GIVEN INSTRUCTION
Every line of the data that contains the string "договору" must be copied.

-.-.-

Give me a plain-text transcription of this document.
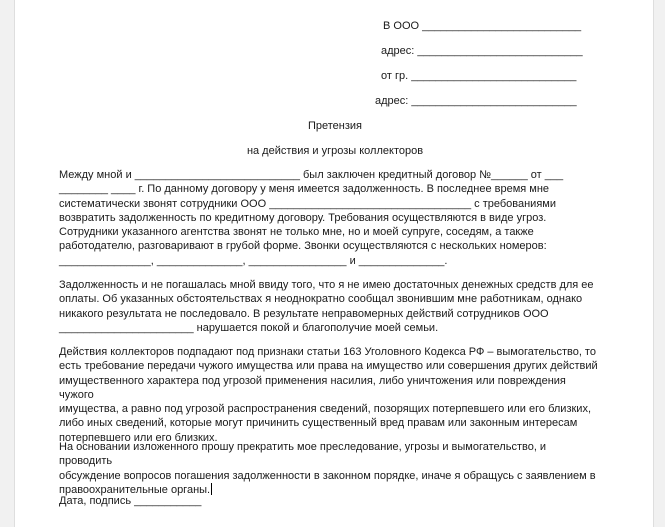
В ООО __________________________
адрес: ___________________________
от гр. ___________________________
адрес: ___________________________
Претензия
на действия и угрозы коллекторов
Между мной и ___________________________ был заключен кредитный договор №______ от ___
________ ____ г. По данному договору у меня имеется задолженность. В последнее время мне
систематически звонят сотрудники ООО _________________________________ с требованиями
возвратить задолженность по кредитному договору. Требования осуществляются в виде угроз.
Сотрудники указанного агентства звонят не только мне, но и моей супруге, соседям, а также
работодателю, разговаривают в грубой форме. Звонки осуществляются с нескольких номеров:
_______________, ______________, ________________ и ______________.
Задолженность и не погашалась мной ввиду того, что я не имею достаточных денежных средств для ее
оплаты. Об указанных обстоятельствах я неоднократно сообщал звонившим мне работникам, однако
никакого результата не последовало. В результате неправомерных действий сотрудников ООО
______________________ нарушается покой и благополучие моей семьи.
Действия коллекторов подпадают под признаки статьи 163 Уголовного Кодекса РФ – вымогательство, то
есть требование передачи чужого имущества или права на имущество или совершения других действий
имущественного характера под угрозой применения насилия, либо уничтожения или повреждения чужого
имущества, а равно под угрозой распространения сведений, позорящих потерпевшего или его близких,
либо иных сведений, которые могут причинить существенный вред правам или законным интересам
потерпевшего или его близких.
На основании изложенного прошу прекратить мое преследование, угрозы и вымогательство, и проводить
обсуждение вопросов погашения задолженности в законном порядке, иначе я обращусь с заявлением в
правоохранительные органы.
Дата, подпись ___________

-.-.-

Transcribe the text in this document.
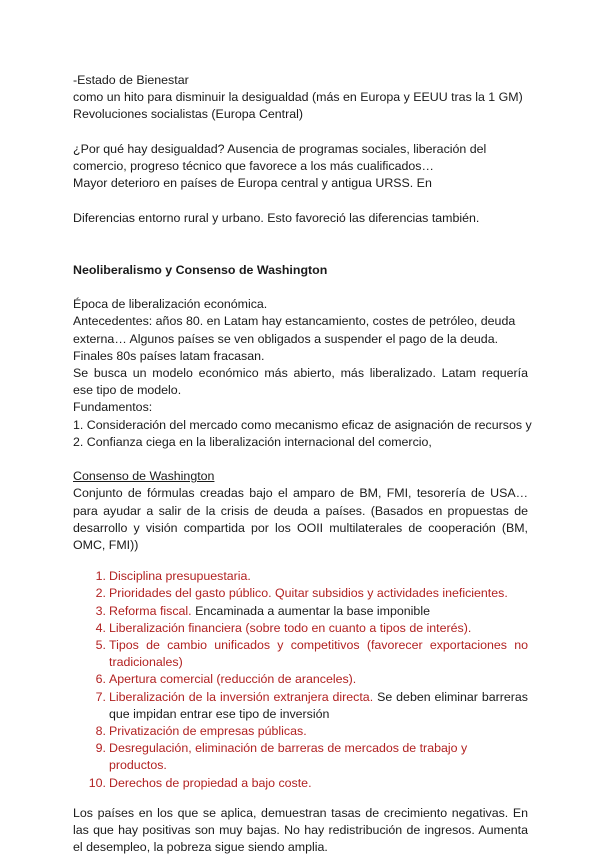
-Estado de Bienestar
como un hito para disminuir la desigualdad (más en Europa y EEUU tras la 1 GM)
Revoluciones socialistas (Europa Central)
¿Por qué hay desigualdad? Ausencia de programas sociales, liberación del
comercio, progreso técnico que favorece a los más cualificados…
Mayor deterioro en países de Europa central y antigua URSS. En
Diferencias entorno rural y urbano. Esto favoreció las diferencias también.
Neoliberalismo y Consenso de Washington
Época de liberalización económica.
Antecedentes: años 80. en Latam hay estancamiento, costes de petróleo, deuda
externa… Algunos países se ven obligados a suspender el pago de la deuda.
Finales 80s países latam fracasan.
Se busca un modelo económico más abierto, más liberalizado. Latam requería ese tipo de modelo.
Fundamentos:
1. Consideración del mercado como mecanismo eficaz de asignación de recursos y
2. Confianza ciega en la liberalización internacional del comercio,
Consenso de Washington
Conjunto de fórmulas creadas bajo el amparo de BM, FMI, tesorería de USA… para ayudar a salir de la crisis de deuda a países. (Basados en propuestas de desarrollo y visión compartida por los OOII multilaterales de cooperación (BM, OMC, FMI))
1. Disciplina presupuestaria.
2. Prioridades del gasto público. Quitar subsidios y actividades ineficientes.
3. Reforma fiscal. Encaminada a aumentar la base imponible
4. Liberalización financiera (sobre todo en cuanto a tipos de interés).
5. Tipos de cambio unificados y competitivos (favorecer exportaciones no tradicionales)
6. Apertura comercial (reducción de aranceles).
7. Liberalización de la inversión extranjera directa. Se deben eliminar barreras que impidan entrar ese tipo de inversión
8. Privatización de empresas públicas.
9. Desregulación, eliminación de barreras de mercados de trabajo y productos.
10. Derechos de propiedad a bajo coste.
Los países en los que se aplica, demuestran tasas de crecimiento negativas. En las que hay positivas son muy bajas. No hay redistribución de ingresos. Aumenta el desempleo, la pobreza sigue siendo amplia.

-.-.-

THE OUTPUT
________ ____ г. По данному договору у меня имеется задолженность. В последнее время мне
возвратить задолженность по кредитному договору. Требования осуществляются в виде угроз.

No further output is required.